++++ Recorded information
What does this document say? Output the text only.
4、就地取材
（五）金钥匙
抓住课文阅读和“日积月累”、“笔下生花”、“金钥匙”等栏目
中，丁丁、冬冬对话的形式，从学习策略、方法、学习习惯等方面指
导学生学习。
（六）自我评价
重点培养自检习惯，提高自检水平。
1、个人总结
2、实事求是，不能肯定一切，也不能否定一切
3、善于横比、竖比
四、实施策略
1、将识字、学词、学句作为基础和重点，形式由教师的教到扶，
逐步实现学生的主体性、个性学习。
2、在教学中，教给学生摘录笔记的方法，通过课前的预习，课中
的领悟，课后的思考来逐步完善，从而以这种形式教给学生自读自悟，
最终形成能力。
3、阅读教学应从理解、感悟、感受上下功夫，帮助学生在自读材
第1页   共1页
++++++++
» Challenge
The records above are to be copied in full, exactly as written.

» Correct answer
What does this document say? Output the text only.
4、就地取材
（五）金钥匙
抓住课文阅读和“日积月累”、“笔下生花”、“金钥匙”等栏目
中，丁丁、冬冬对话的形式，从学习策略、方法、学习习惯等方面指
导学生学习。
（六）自我评价
重点培养自检习惯，提高自检水平。
1、个人总结
2、实事求是，不能肯定一切，也不能否定一切
3、善于横比、竖比
四、实施策略
1、将识字、学词、学句作为基础和重点，形式由教师的教到扶，
逐步实现学生的主体性、个性学习。
2、在教学中，教给学生摘录笔记的方法，通过课前的预习，课中
的领悟，课后的思考来逐步完善，从而以这种形式教给学生自读自悟，
最终形成能力。
3、阅读教学应从理解、感悟、感受上下功夫，帮助学生在自读材
第1页   共1页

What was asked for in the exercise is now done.